-- Start of SUPPLIED MATERIAL --

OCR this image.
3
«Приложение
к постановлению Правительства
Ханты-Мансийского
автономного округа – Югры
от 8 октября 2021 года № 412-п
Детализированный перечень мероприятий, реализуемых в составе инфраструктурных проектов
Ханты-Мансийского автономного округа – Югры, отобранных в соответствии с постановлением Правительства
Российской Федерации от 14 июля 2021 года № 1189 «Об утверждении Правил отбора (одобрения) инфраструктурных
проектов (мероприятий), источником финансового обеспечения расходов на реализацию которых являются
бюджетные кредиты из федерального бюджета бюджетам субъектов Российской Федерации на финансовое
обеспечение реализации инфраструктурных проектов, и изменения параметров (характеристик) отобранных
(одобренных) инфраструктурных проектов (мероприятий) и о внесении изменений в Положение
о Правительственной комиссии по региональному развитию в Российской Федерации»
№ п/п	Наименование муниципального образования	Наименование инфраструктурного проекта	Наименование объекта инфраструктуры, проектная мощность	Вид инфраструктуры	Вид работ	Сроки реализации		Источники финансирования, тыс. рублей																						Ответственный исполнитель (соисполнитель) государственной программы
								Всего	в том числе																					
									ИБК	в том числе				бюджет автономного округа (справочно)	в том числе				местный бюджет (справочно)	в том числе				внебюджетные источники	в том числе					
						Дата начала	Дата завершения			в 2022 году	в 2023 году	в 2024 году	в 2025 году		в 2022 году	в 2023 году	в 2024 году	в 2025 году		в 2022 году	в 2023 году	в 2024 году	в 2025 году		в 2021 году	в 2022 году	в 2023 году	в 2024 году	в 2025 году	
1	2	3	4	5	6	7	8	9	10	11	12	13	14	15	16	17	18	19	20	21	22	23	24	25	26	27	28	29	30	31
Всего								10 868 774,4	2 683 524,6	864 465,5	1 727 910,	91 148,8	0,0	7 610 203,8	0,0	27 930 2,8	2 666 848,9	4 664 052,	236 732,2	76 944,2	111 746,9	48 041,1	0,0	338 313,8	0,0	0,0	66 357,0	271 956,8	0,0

-- End of SUPPLIED MATERIAL --

REQUEST: Write out every entry word for word.

REPLY:
OCR this image.
3
«Приложение
к постановлению Правительства
Ханты-Мансийского
автономного округа – Югры
от 8 октября 2021 года № 412-п
Детализированный перечень мероприятий, реализуемых в составе инфраструктурных проектов
Ханты-Мансийского автономного округа – Югры, отобранных в соответствии с постановлением Правительства
Российской Федерации от 14 июля 2021 года № 1189 «Об утверждении Правил отбора (одобрения) инфраструктурных
проектов (мероприятий), источником финансового обеспечения расходов на реализацию которых являются
бюджетные кредиты из федерального бюджета бюджетам субъектов Российской Федерации на финансовое
обеспечение реализации инфраструктурных проектов, и изменения параметров (характеристик) отобранных
(одобренных) инфраструктурных проектов (мероприятий) и о внесении изменений в Положение
о Правительственной комиссии по региональному развитию в Российской Федерации»
№ п/п	Наименование муниципального образования	Наименование инфраструктурного проекта	Наименование объекта инфраструктуры, проектная мощность	Вид инфраструктуры	Вид работ	Сроки реализации		Источники финансирования, тыс. рублей																						Ответственный исполнитель (соисполнитель) государственной программы
								Всего	в том числе																					
									ИБК	в том числе				бюджет автономного округа (справочно)	в том числе				местный бюджет (справочно)	в том числе				внебюджетные источники	в том числе					
						Дата начала	Дата завершения			в 2022 году	в 2023 году	в 2024 году	в 2025 году		в 2022 году	в 2023 году	в 2024 году	в 2025 году		в 2022 году	в 2023 году	в 2024 году	в 2025 году		в 2021 году	в 2022 году	в 2023 году	в 2024 году	в 2025 году	
1	2	3	4	5	6	7	8	9	10	11	12	13	14	15	16	17	18	19	20	21	22	23	24	25	26	27	28	29	30	31
Всего								10 868 774,4	2 683 524,6	864 465,5	1 727 910,	91 148,8	0,0	7 610 203,8	0,0	27 930 2,8	2 666 848,9	4 664 052,	236 732,2	76 944,2	111 746,9	48 041,1	0,0	338 313,8	0,0	0,0	66 357,0	271 956,8	0,0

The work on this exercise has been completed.